#### [Extracted records]

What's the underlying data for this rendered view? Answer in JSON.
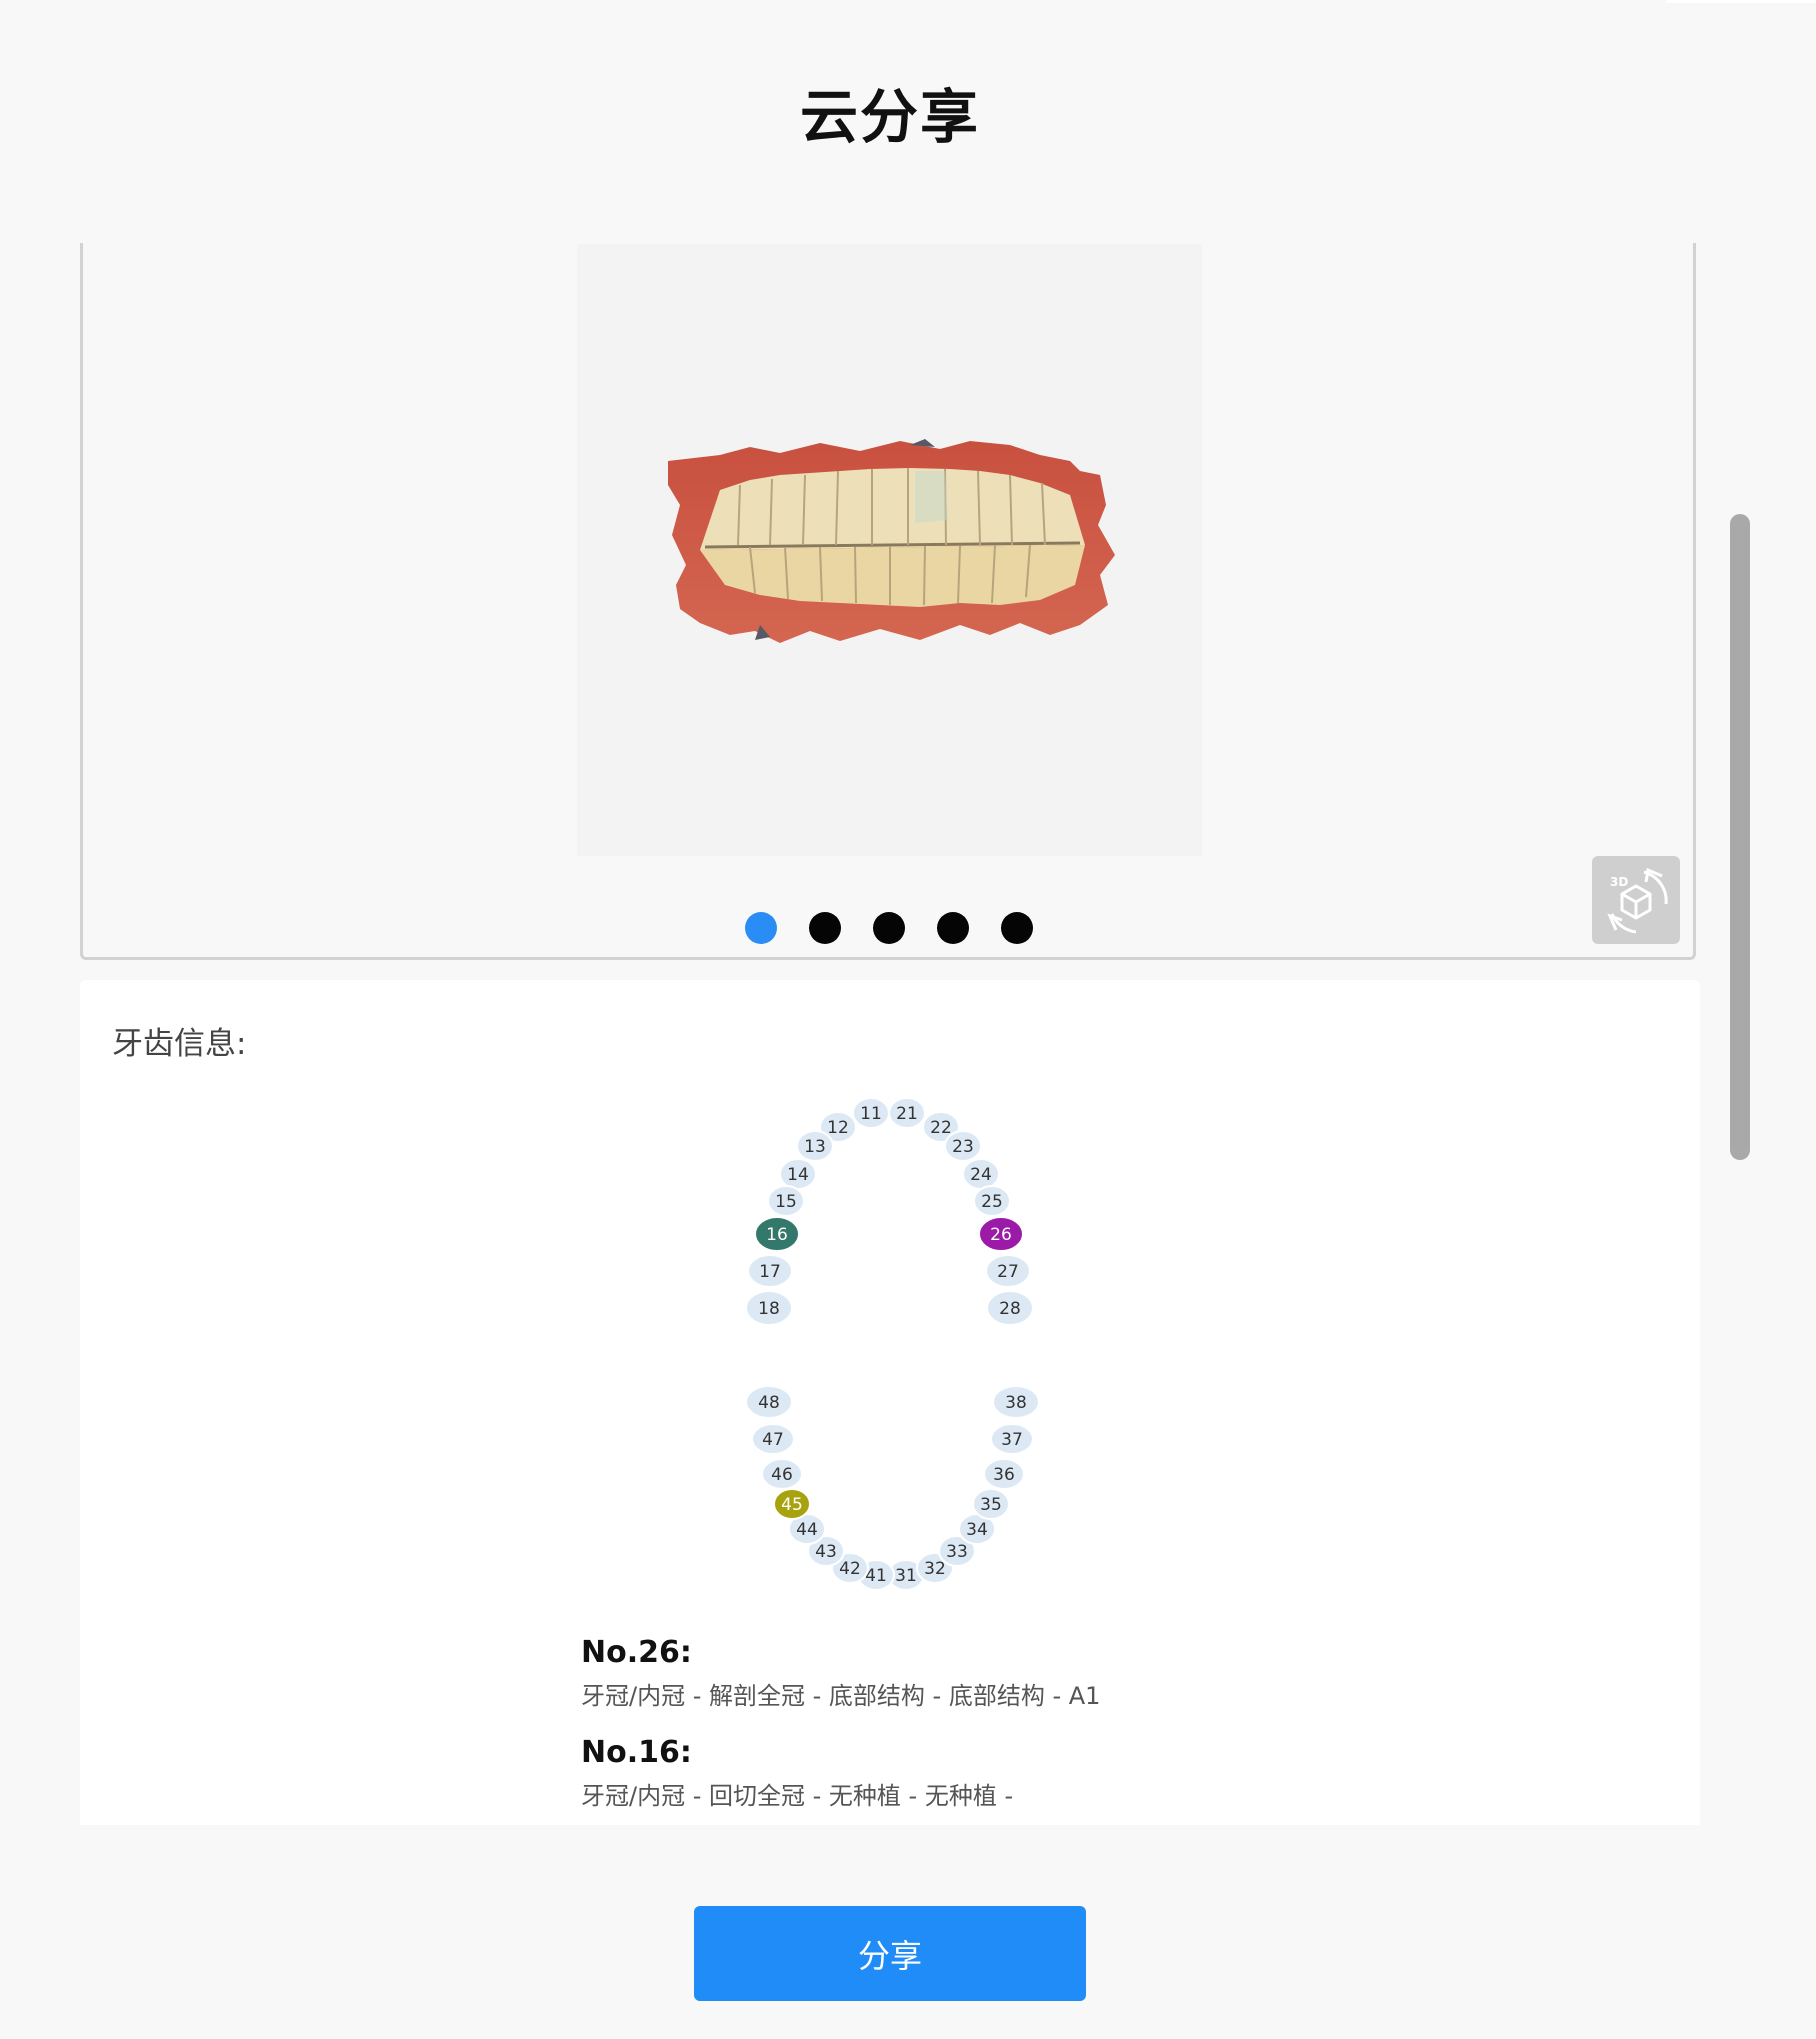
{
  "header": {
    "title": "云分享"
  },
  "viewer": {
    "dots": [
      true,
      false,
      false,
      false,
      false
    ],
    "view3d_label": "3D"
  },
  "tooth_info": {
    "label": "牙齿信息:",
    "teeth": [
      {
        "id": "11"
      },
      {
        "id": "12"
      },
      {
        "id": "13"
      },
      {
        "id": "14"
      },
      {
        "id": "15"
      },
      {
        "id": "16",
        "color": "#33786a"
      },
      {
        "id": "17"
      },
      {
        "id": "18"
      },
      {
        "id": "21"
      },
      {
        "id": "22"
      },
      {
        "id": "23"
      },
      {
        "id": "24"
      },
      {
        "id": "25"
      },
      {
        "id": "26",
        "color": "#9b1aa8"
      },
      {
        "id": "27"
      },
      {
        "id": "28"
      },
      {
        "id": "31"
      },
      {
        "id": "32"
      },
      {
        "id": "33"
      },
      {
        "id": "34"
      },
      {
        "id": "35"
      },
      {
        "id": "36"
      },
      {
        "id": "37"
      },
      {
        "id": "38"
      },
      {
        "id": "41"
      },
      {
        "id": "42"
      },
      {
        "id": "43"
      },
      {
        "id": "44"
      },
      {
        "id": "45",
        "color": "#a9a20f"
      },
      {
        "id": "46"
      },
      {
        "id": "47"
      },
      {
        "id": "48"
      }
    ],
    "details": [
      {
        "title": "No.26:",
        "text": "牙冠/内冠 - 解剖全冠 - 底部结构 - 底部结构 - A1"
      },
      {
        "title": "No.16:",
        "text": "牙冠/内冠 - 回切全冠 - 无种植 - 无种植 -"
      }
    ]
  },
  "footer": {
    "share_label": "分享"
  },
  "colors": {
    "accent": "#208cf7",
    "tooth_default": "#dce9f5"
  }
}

#### [Exercise]
Above are the records; copy every line in them that holds the word "text".

#### [Exercise answer]
        "text": "牙冠/内冠 - 解剖全冠 - 底部结构 - 底部结构 - A1"
        "text": "牙冠/内冠 - 回切全冠 - 无种植 - 无种植 -"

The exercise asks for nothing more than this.